The exercise: Listed below are entries; give the number of lines among them that include "ССЫЛКИ", and only that number.

Provided material:

..............................

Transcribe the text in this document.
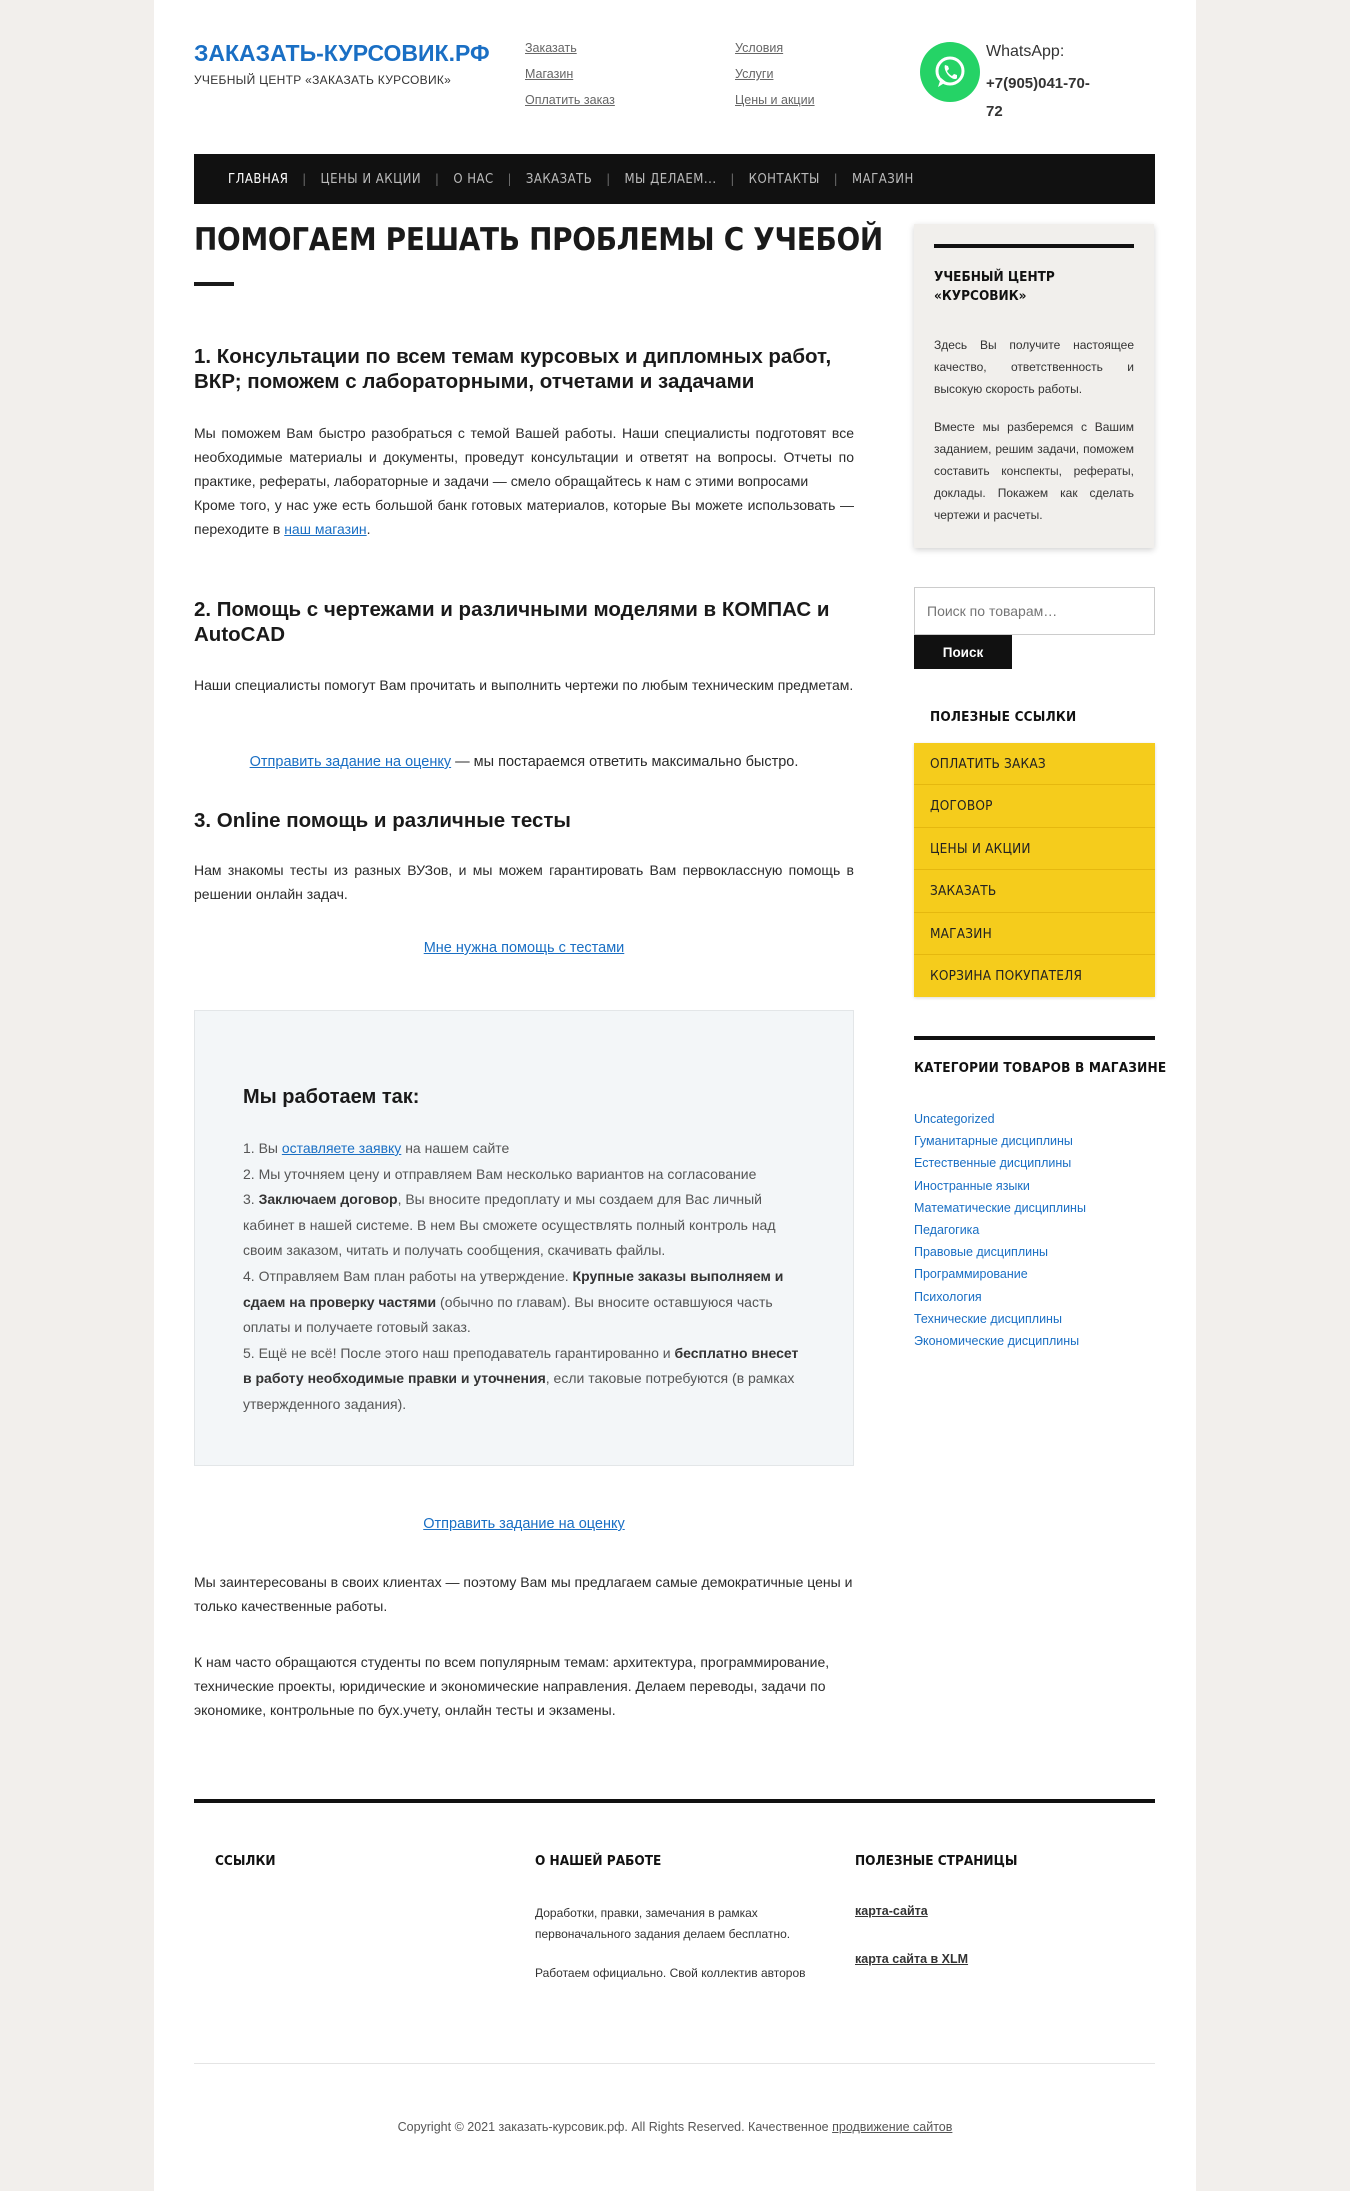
ЗАКАЗАТЬ-КУРСОВИК.РФ
УЧЕБНЫЙ ЦЕНТР «ЗАКАЗАТЬ КУРСОВИК»
Заказать
Магазин
Оплатить заказ
Условия
Услуги
Цены и акции
WhatsApp:
+7(905)041-70-72
ГЛАВНАЯ | ЦЕНЫ И АКЦИИ | О НАС | ЗАКАЗАТЬ | МЫ ДЕЛАЕМ... | КОНТАКТЫ | МАГАЗИН
ПОМОГАЕМ РЕШАТЬ ПРОБЛЕМЫ С УЧЕБОЙ
1. Консультации по всем темам курсовых и дипломных работ, ВКР; поможем с лабораторными, отчетами и задачами

Мы поможем Вам быстро разобраться с темой Вашей работы. Наши специалисты подготовят все необходимые материалы и документы, проведут консультации и ответят на вопросы. Отчеты по практике, рефераты, лабораторные и задачи — смело обращайтесь к нам с этими вопросами

Кроме того, у нас уже есть большой банк готовых материалов, которые Вы можете использовать — переходите в наш магазин.

2. Помощь с чертежами и различными моделями в КОМПАС и AutoCAD

Наши специалисты помогут Вам прочитать и выполнить чертежи по любым техническим предметам.

Отправить задание на оценку — мы постараемся ответить максимально быстро.
3. Online помощь и различные тесты

Нам знакомы тесты из разных ВУЗов, и мы можем гарантировать Вам первоклассную помощь в решении онлайн задач.

Мне нужна помощь с тестами
Мы работаем так:
1. Вы оставляете заявку на нашем сайте
2. Мы уточняем цену и отправляем Вам несколько вариантов на согласование
3. Заключаем договор, Вы вносите предоплату и мы создаем для Вас личный кабинет в нашей системе. В нем Вы сможете осуществлять полный контроль над своим заказом, читать и получать сообщения, скачивать файлы.
4. Отправляем Вам план работы на утверждение. Крупные заказы выполняем и сдаем на проверку частями (обычно по главам). Вы вносите оставшуюся часть оплаты и получаете готовый заказ.
5. Ещё не всё! После этого наш преподаватель гарантированно и бесплатно внесет в работу необходимые правки и уточнения, если таковые потребуются (в рамках утвержденного задания).
Отправить задание на оценку

Мы заинтересованы в своих клиентах — поэтому Вам мы предлагаем самые демократичные цены и только качественные работы.

К нам часто обращаются студенты по всем популярным темам: архитектура, программирование, технические проекты, юридические и экономические направления. Делаем переводы, задачи по экономике, контрольные по бух.учету, онлайн тесты и экзамены.

УЧЕБНЫЙ ЦЕНТР «КУРСОВИК»

Здесь Вы получите настоящее качество, ответственность и высокую скорость работы.

Вместе мы разберемся с Вашим заданием, решим задачи, поможем составить конспекты, рефераты, доклады. Покажем как сделать чертежи и расчеты.

Поиск по товарам…
Поиск
ПОЛЕЗНЫЕ ССЫЛКИ
ОПЛАТИТЬ ЗАКАЗ
ДОГОВОР
ЦЕНЫ И АКЦИИ
ЗАКАЗАТЬ
МАГАЗИН
КОРЗИНА ПОКУПАТЕЛЯ
КАТЕГОРИИ ТОВАРОВ В МАГАЗИНЕ
Uncategorized
Гуманитарные дисциплины
Естественные дисциплины
Иностранные языки
Математические дисциплины
Педагогика
Правовые дисциплины
Программирование
Психология
Технические дисциплины
Экономические дисциплины
ССЫЛКИ	О НАШЕЙ РАБОТЕ	ПОЛЕЗНЫЕ СТРАНИЦЫ

Доработки, правки, замечания в рамках первоначального задания делаем бесплатно.

Работаем официально. Свой коллектив авторов

карта-сайта
карта сайта в XLM
Copyright © 2021 заказать-курсовик.рф. All Rights Reserved. Качественное продвижение сайтов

..............................

Written answer: 2